Task prompt –
Write each line out again exactly as written.

Data excerpts –
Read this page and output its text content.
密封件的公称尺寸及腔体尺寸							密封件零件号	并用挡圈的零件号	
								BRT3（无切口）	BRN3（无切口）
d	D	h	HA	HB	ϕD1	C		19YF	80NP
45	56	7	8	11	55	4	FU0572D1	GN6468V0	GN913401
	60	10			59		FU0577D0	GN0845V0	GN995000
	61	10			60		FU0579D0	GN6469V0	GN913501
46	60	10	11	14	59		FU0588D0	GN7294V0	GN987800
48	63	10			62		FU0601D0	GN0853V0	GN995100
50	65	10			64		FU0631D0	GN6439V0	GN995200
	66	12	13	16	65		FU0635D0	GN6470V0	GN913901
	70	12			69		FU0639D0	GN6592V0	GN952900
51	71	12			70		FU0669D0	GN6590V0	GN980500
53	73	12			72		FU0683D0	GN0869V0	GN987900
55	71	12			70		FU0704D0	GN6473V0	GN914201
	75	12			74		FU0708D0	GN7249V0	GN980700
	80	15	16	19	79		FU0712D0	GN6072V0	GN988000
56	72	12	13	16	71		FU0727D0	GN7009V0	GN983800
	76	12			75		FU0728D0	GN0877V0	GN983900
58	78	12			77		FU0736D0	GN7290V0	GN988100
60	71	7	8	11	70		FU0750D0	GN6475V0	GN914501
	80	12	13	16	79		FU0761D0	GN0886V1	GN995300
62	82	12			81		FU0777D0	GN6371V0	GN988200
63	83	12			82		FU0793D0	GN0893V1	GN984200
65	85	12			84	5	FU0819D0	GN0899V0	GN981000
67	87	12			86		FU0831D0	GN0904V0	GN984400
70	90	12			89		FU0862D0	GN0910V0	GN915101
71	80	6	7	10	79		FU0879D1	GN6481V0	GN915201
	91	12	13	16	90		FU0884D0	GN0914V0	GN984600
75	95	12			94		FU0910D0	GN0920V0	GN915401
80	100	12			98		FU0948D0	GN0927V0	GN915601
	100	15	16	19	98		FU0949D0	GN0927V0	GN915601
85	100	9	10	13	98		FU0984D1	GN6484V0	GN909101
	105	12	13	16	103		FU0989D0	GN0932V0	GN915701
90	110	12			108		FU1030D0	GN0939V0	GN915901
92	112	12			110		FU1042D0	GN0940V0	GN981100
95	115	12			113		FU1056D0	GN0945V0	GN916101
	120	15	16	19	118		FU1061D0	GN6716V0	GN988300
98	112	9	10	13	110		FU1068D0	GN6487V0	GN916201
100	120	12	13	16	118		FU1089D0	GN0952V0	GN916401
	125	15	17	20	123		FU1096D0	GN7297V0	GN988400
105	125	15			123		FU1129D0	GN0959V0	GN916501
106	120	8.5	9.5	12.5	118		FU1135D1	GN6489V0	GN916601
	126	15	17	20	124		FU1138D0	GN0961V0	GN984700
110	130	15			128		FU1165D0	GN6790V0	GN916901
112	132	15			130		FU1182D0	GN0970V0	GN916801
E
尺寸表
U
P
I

Exercise response –
Read this page and output its text content.
密封件的公称尺寸及腔体尺寸							密封件零件号	并用挡圈的零件号	
								BRT3（无切口）	BRN3（无切口）
d	D	h	HA	HB	ϕD1	C		19YF	80NP
45	56	7	8	11	55	4	FU0572D1	GN6468V0	GN913401
	60	10			59		FU0577D0	GN0845V0	GN995000
	61	10			60		FU0579D0	GN6469V0	GN913501
46	60	10	11	14	59		FU0588D0	GN7294V0	GN987800
48	63	10			62		FU0601D0	GN0853V0	GN995100
50	65	10			64		FU0631D0	GN6439V0	GN995200
	66	12	13	16	65		FU0635D0	GN6470V0	GN913901
	70	12			69		FU0639D0	GN6592V0	GN952900
51	71	12			70		FU0669D0	GN6590V0	GN980500
53	73	12			72		FU0683D0	GN0869V0	GN987900
55	71	12			70		FU0704D0	GN6473V0	GN914201
	75	12			74		FU0708D0	GN7249V0	GN980700
	80	15	16	19	79		FU0712D0	GN6072V0	GN988000
56	72	12	13	16	71		FU0727D0	GN7009V0	GN983800
	76	12			75		FU0728D0	GN0877V0	GN983900
58	78	12			77		FU0736D0	GN7290V0	GN988100
60	71	7	8	11	70		FU0750D0	GN6475V0	GN914501
	80	12	13	16	79		FU0761D0	GN0886V1	GN995300
62	82	12			81		FU0777D0	GN6371V0	GN988200
63	83	12			82		FU0793D0	GN0893V1	GN984200
65	85	12			84	5	FU0819D0	GN0899V0	GN981000
67	87	12			86		FU0831D0	GN0904V0	GN984400
70	90	12			89		FU0862D0	GN0910V0	GN915101
71	80	6	7	10	79		FU0879D1	GN6481V0	GN915201
	91	12	13	16	90		FU0884D0	GN0914V0	GN984600
75	95	12			94		FU0910D0	GN0920V0	GN915401
80	100	12			98		FU0948D0	GN0927V0	GN915601
	100	15	16	19	98		FU0949D0	GN0927V0	GN915601
85	100	9	10	13	98		FU0984D1	GN6484V0	GN909101
	105	12	13	16	103		FU0989D0	GN0932V0	GN915701
90	110	12			108		FU1030D0	GN0939V0	GN915901
92	112	12			110		FU1042D0	GN0940V0	GN981100
95	115	12			113		FU1056D0	GN0945V0	GN916101
	120	15	16	19	118		FU1061D0	GN6716V0	GN988300
98	112	9	10	13	110		FU1068D0	GN6487V0	GN916201
100	120	12	13	16	118		FU1089D0	GN0952V0	GN916401
	125	15	17	20	123		FU1096D0	GN7297V0	GN988400
105	125	15			123		FU1129D0	GN0959V0	GN916501
106	120	8.5	9.5	12.5	118		FU1135D1	GN6489V0	GN916601
	126	15	17	20	124		FU1138D0	GN0961V0	GN984700
110	130	15			128		FU1165D0	GN6790V0	GN916901
112	132	15			130		FU1182D0	GN0970V0	GN916801
E
尺寸表
U
P
I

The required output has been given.